— start of Records provided —
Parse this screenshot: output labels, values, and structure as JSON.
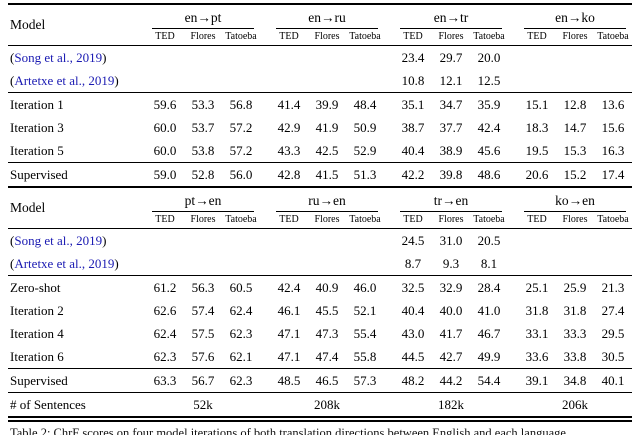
{
  "colors": {
    "citation_blue": "#1a1ab2",
    "rule_black": "#000000"
  },
  "model_header": "Model",
  "parens": {
    "open": "(",
    "close": ")"
  },
  "subcols": [
    "TED",
    "Flores",
    "Tatoeba"
  ],
  "table1": {
    "groups": [
      "en→pt",
      "en→ru",
      "en→tr",
      "en→ko"
    ],
    "citation_rows": [
      {
        "cite": "Song et al., 2019",
        "values": [
          "",
          "",
          "",
          "",
          "",
          "",
          "23.4",
          "29.7",
          "20.0",
          "",
          "",
          ""
        ]
      },
      {
        "cite": "Artetxe et al., 2019",
        "values": [
          "",
          "",
          "",
          "",
          "",
          "",
          "10.8",
          "12.1",
          "12.5",
          "",
          "",
          ""
        ]
      }
    ],
    "iteration_rows": [
      {
        "model": "Iteration 1",
        "values": [
          "59.6",
          "53.3",
          "56.8",
          "41.4",
          "39.9",
          "48.4",
          "35.1",
          "34.7",
          "35.9",
          "15.1",
          "12.8",
          "13.6"
        ]
      },
      {
        "model": "Iteration 3",
        "values": [
          "60.0",
          "53.7",
          "57.2",
          "42.9",
          "41.9",
          "50.9",
          "38.7",
          "37.7",
          "42.4",
          "18.3",
          "14.7",
          "15.6"
        ]
      },
      {
        "model": "Iteration 5",
        "values": [
          "60.0",
          "53.8",
          "57.2",
          "43.3",
          "42.5",
          "52.9",
          "40.4",
          "38.9",
          "45.6",
          "19.5",
          "15.3",
          "16.3"
        ]
      }
    ],
    "supervised_rows": [
      {
        "model": "Supervised",
        "values": [
          "59.0",
          "52.8",
          "56.0",
          "42.8",
          "41.5",
          "51.3",
          "42.2",
          "39.8",
          "48.6",
          "20.6",
          "15.2",
          "17.4"
        ]
      }
    ]
  },
  "table2": {
    "groups": [
      "pt→en",
      "ru→en",
      "tr→en",
      "ko→en"
    ],
    "citation_rows": [
      {
        "cite": "Song et al., 2019",
        "values": [
          "",
          "",
          "",
          "",
          "",
          "",
          "24.5",
          "31.0",
          "20.5",
          "",
          "",
          ""
        ]
      },
      {
        "cite": "Artetxe et al., 2019",
        "values": [
          "",
          "",
          "",
          "",
          "",
          "",
          "8.7",
          "9.3",
          "8.1",
          "",
          "",
          ""
        ]
      }
    ],
    "iteration_rows": [
      {
        "model": "Zero-shot",
        "values": [
          "61.2",
          "56.3",
          "60.5",
          "42.4",
          "40.9",
          "46.0",
          "32.5",
          "32.9",
          "28.4",
          "25.1",
          "25.9",
          "21.3"
        ]
      },
      {
        "model": "Iteration 2",
        "values": [
          "62.6",
          "57.4",
          "62.4",
          "46.1",
          "45.5",
          "52.1",
          "40.4",
          "40.0",
          "41.0",
          "31.8",
          "31.8",
          "27.4"
        ]
      },
      {
        "model": "Iteration 4",
        "values": [
          "62.4",
          "57.5",
          "62.3",
          "47.1",
          "47.3",
          "55.4",
          "43.0",
          "41.7",
          "46.7",
          "33.1",
          "33.3",
          "29.5"
        ]
      },
      {
        "model": "Iteration 6",
        "values": [
          "62.3",
          "57.6",
          "62.1",
          "47.1",
          "47.4",
          "55.8",
          "44.5",
          "42.7",
          "49.9",
          "33.6",
          "33.8",
          "30.5"
        ]
      }
    ],
    "supervised_rows": [
      {
        "model": "Supervised",
        "values": [
          "63.3",
          "56.7",
          "62.3",
          "48.5",
          "46.5",
          "57.3",
          "48.2",
          "44.2",
          "54.4",
          "39.1",
          "34.8",
          "40.1"
        ]
      }
    ],
    "sentences": {
      "label": "# of Sentences",
      "values": [
        "52k",
        "208k",
        "182k",
        "206k"
      ]
    }
  },
  "caption_partial": "Table 2: ChrF scores on four model iterations of both translation directions between English and each language."
}
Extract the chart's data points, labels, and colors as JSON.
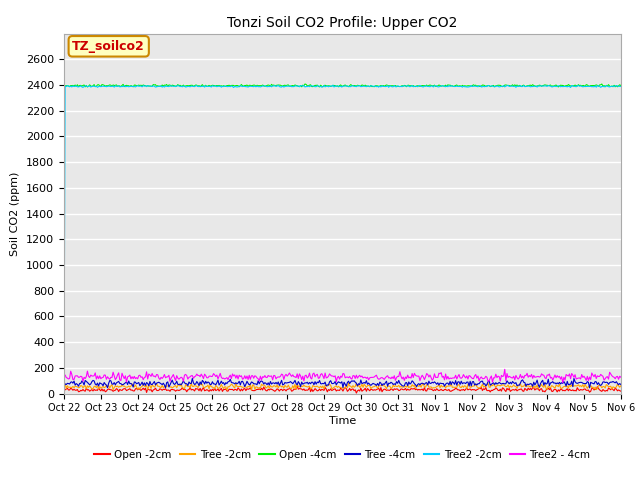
{
  "title": "Tonzi Soil CO2 Profile: Upper CO2",
  "ylabel": "Soil CO2 (ppm)",
  "xlabel": "Time",
  "annotation_text": "TZ_soilco2",
  "annotation_bg": "#FFFFC0",
  "annotation_border": "#CC8800",
  "annotation_text_color": "#CC0000",
  "ylim": [
    0,
    2800
  ],
  "yticks": [
    0,
    200,
    400,
    600,
    800,
    1000,
    1200,
    1400,
    1600,
    1800,
    2000,
    2200,
    2400,
    2600
  ],
  "bg_color": "#E8E8E8",
  "fig_bg_color": "#FFFFFF",
  "grid_color": "#FFFFFF",
  "series": {
    "Open_2cm": {
      "color": "#FF0000",
      "label": "Open -2cm",
      "mean": 30,
      "noise": 8
    },
    "Tree_2cm": {
      "color": "#FFA500",
      "label": "Tree -2cm",
      "mean": 55,
      "noise": 10
    },
    "Open_4cm": {
      "color": "#00EE00",
      "label": "Open -4cm",
      "mean": 2390,
      "noise": 3
    },
    "Tree_4cm": {
      "color": "#0000CC",
      "label": "Tree -4cm",
      "mean": 80,
      "noise": 12
    },
    "Tree2_2cm": {
      "color": "#00CCFF",
      "label": "Tree2 -2cm",
      "mean": 2390,
      "noise": 3
    },
    "Tree2_4cm": {
      "color": "#FF00FF",
      "label": "Tree2 - 4cm",
      "mean": 130,
      "noise": 15
    }
  },
  "n_points": 500,
  "x_start": 0,
  "x_end": 15,
  "xtick_positions": [
    0,
    1,
    2,
    3,
    4,
    5,
    6,
    7,
    8,
    9,
    10,
    11,
    12,
    13,
    14,
    15
  ],
  "xtick_labels": [
    "Oct 22",
    "Oct 23",
    "Oct 24",
    "Oct 25",
    "Oct 26",
    "Oct 27",
    "Oct 28",
    "Oct 29",
    "Oct 30",
    "Oct 31",
    "Nov 1",
    "Nov 2",
    "Nov 3",
    "Nov 4",
    "Nov 5",
    "Nov 6"
  ]
}
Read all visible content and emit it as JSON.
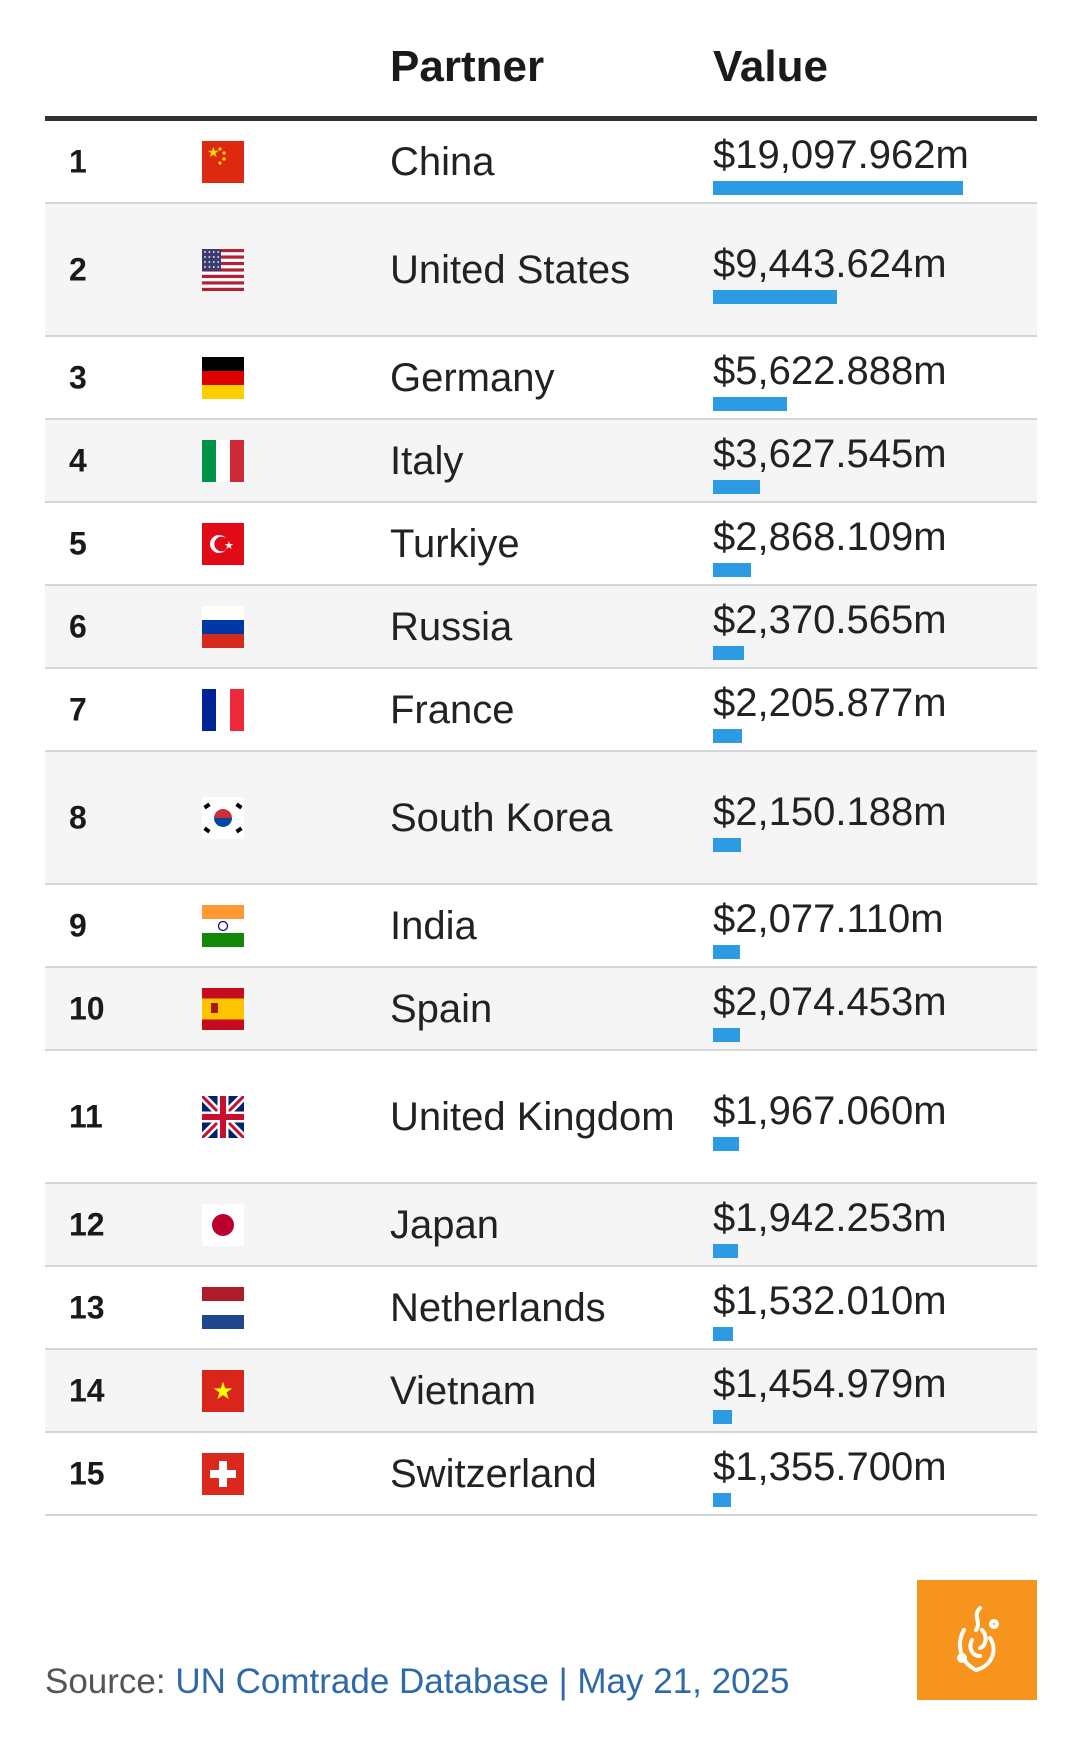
— end of Records provided —
Directions: Count the lines in the material above where the string "FFFFFF" appears, then state only that count.

Solution for this exercise: 2